Exercise: Drop every picture, then transcribe the remaining data exactly.

Provided records:
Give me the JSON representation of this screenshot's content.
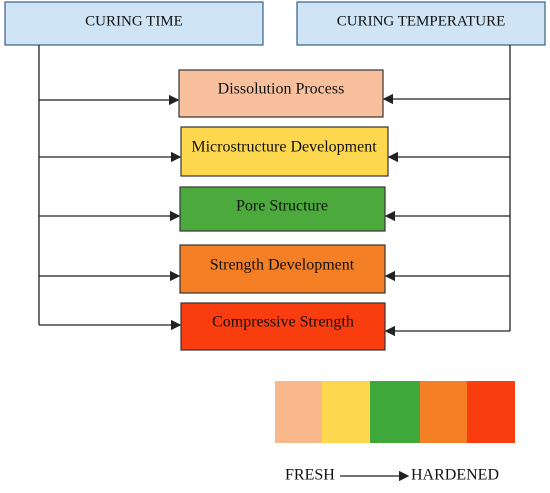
{
  "inputs": [
    {
      "label": "CURING TIME"
    },
    {
      "label": "CURING TEMPERATURE"
    }
  ],
  "nodes": [
    {
      "label": "Dissolution Process"
    },
    {
      "label": "Microstructure Development"
    },
    {
      "label": "Pore Structure"
    },
    {
      "label": "Strength Development"
    },
    {
      "label": "Compressive Strength"
    }
  ],
  "scale": {
    "start": "FRESH",
    "end": "HARDENED"
  }
}
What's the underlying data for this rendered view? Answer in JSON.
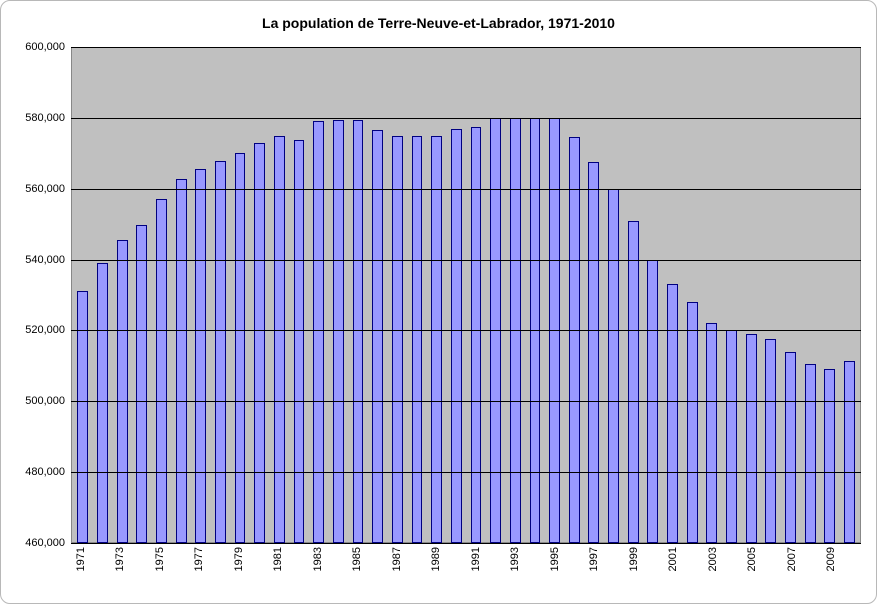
{
  "chart": {
    "type": "bar",
    "title": "La population de Terre-Neuve-et-Labrador, 1971-2010",
    "title_fontsize": 14,
    "title_fontweight": "bold",
    "background_color": "#ffffff",
    "plot_background_color": "#c0c0c0",
    "grid_color": "#000000",
    "axis_color": "#888888",
    "frame_border_color": "#b8b8b8",
    "bar_fill_color": "#9999ff",
    "bar_border_color": "#000080",
    "bar_width_ratio": 0.55,
    "label_fontsize": 11,
    "ylim": [
      460000,
      600000
    ],
    "ytick_step": 20000,
    "yticks": [
      460000,
      480000,
      500000,
      520000,
      540000,
      560000,
      580000,
      600000
    ],
    "ytick_labels": [
      "460,000",
      "480,000",
      "500,000",
      "520,000",
      "540,000",
      "560,000",
      "580,000",
      "600,000"
    ],
    "xtick_step": 2,
    "xtick_rotation_deg": -90,
    "years": [
      1971,
      1972,
      1973,
      1974,
      1975,
      1976,
      1977,
      1978,
      1979,
      1980,
      1981,
      1982,
      1983,
      1984,
      1985,
      1986,
      1987,
      1988,
      1989,
      1990,
      1991,
      1992,
      1993,
      1994,
      1995,
      1996,
      1997,
      1998,
      1999,
      2000,
      2001,
      2002,
      2003,
      2004,
      2005,
      2006,
      2007,
      2008,
      2009,
      2010
    ],
    "values": [
      531000,
      539000,
      545500,
      549800,
      557000,
      562800,
      565500,
      567800,
      570200,
      572800,
      575000,
      573700,
      579000,
      579500,
      579500,
      576700,
      574800,
      575000,
      575000,
      577000,
      577500,
      580000,
      580000,
      580000,
      580000,
      574500,
      567500,
      560000,
      551000,
      540000,
      533000,
      528000,
      522000,
      520000,
      519000,
      517500,
      514000,
      510500,
      506000,
      506000
    ],
    "values_tail": {
      "2009_alt": 509000,
      "2010_alt": 511500
    },
    "x_visible_labels": [
      1971,
      1973,
      1975,
      1977,
      1979,
      1981,
      1983,
      1985,
      1987,
      1989,
      1991,
      1993,
      1995,
      1997,
      1999,
      2001,
      2003,
      2005,
      2007,
      2009
    ]
  }
}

The reply:
Give me the JSON representation of this screenshot's content.
{
  "inputs": [
    {
      "label": "CURING TIME"
    },
    {
      "label": "CURING TEMPERATURE"
    }
  ],
  "nodes": [
    {
      "label": "Dissolution Process"
    },
    {
      "label": "Microstructure Development"
    },
    {
      "label": "Pore Structure"
    },
    {
      "label": "Strength Development"
    },
    {
      "label": "Compressive Strength"
    }
  ],
  "scale": {
    "start": "FRESH",
    "end": "HARDENED"
  }
}
What's the underlying data for this rendered view? Answer in JSON.
{
  "chart": {
    "type": "bar",
    "title": "La population de Terre-Neuve-et-Labrador, 1971-2010",
    "title_fontsize": 14,
    "title_fontweight": "bold",
    "background_color": "#ffffff",
    "plot_background_color": "#c0c0c0",
    "grid_color": "#000000",
    "axis_color": "#888888",
    "frame_border_color": "#b8b8b8",
    "bar_fill_color": "#9999ff",
    "bar_border_color": "#000080",
    "bar_width_ratio": 0.55,
    "label_fontsize": 11,
    "ylim": [
      460000,
      600000
    ],
    "ytick_step": 20000,
    "yticks": [
      460000,
      480000,
      500000,
      520000,
      540000,
      560000,
      580000,
      600000
    ],
    "ytick_labels": [
      "460,000",
      "480,000",
      "500,000",
      "520,000",
      "540,000",
      "560,000",
      "580,000",
      "600,000"
    ],
    "xtick_step": 2,
    "xtick_rotation_deg": -90,
    "years": [
      1971,
      1972,
      1973,
      1974,
      1975,
      1976,
      1977,
      1978,
      1979,
      1980,
      1981,
      1982,
      1983,
      1984,
      1985,
      1986,
      1987,
      1988,
      1989,
      1990,
      1991,
      1992,
      1993,
      1994,
      1995,
      1996,
      1997,
      1998,
      1999,
      2000,
      2001,
      2002,
      2003,
      2004,
      2005,
      2006,
      2007,
      2008,
      2009,
      2010
    ],
    "values": [
      531000,
      539000,
      545500,
      549800,
      557000,
      562800,
      565500,
      567800,
      570200,
      572800,
      575000,
      573700,
      579000,
      579500,
      579500,
      576700,
      574800,
      575000,
      575000,
      577000,
      577500,
      580000,
      580000,
      580000,
      580000,
      574500,
      567500,
      560000,
      551000,
      540000,
      533000,
      528000,
      522000,
      520000,
      519000,
      517500,
      514000,
      510500,
      506000,
      506000
    ],
    "values_tail": {
      "2009_alt": 509000,
      "2010_alt": 511500
    },
    "x_visible_labels": [
      1971,
      1973,
      1975,
      1977,
      1979,
      1981,
      1983,
      1985,
      1987,
      1989,
      1991,
      1993,
      1995,
      1997,
      1999,
      2001,
      2003,
      2005,
      2007,
      2009
    ]
  }
}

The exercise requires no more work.